- Page text -
•••

in
the work atmosphere.
- Probe the client's family of origin history for causes of current interpersonal conflict
patterns.
- Identify patterns of similar conflict with people outside the work environment.
- Explore the client's patterns of interpersonal conflict that occur beyond the work setting but
are
repeated in the work setting.
- Replace projection or responsibility for conflict, feelings, or behavior with acceptance of
responsibility
for own behavior, feelings, and role in conflict.
- Confront the client's projection of responsibility for his/her behavior and feelings onto
others.
- Reinforce the client's acceptance of responsibility for personal feelings and behavior.
- Identify and implement behavioral changes that could be made in workplace interactions to help resolve
conflicts with coworkers or supervisors.
- Assign the client to write a plan for constructive action (e.g., polite compliance with
directedness, initiate a smiling greeting, compliment other's work, avoid critical judgments)
that
contains various alternatives to coworker or supervisor conflict.
- Use role-playing, behavioral rehearsal, and role rehearsal to increase the client's probability
of
positive encounters and to reduce anxiety with others in employment situation or job search.
- Implement assertiveness skills that allow for effective communication of needs and feelings without
aggression or defensiveness.

•••

- Listed entries -
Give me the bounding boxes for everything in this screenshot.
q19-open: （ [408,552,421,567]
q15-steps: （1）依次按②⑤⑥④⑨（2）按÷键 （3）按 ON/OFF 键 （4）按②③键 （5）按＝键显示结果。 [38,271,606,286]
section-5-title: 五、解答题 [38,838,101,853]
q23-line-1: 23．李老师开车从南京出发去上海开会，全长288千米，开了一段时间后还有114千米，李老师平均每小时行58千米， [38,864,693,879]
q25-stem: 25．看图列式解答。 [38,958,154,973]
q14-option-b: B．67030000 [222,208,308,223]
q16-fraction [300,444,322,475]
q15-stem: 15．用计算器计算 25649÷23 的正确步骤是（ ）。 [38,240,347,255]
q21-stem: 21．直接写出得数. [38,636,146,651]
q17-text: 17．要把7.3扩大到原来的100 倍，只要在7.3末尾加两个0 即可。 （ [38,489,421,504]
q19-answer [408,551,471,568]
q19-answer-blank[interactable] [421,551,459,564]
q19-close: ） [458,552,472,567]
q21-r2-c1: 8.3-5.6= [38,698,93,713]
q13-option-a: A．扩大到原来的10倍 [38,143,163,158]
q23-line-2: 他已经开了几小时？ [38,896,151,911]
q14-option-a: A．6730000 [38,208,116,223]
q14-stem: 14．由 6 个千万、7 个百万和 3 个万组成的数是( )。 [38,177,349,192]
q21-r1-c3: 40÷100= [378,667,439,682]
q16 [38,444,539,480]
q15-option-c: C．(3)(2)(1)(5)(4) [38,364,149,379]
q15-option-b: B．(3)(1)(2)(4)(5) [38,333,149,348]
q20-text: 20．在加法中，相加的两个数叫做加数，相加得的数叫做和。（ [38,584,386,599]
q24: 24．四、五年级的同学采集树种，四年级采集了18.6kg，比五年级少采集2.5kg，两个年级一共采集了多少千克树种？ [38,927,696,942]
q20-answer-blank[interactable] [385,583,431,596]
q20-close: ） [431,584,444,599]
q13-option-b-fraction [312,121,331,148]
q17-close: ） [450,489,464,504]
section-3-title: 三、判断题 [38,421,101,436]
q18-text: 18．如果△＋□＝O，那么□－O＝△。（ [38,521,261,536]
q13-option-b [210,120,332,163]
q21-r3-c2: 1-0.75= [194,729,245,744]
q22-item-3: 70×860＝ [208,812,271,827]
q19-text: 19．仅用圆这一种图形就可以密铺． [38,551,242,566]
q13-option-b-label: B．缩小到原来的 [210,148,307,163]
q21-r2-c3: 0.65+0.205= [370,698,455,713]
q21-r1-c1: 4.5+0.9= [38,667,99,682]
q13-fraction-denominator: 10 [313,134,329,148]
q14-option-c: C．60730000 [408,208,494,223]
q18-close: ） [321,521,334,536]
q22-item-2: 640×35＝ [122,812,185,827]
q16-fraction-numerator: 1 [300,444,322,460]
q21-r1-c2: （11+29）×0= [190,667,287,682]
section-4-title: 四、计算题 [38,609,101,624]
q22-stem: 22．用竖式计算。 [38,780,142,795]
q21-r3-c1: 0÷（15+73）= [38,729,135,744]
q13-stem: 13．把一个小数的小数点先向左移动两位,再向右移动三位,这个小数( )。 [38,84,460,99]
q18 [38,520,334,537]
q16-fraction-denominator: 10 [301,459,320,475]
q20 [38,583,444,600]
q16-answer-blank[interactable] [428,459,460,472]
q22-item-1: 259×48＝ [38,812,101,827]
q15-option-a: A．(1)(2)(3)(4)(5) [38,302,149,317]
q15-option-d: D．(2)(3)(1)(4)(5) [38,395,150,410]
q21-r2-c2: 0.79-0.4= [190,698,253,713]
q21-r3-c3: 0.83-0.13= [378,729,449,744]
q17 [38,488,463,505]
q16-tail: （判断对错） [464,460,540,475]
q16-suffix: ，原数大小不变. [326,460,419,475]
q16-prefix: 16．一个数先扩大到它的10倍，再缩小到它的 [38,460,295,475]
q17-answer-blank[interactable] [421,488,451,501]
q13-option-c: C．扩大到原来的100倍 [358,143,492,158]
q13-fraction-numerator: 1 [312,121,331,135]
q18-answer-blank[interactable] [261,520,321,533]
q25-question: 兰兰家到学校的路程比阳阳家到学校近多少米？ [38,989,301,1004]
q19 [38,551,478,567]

•••

- Problem statement -
Reproduce the part of the workplace conflict text that opens with the words containing "- Probe the" and closes with "the work environment.". The data has nothing to do with the workplace conflict text.

- Exercise result -
- Probe the client's family of origin history for causes of current interpersonal conflict
patterns.
- Identify patterns of similar conflict with people outside the work environment.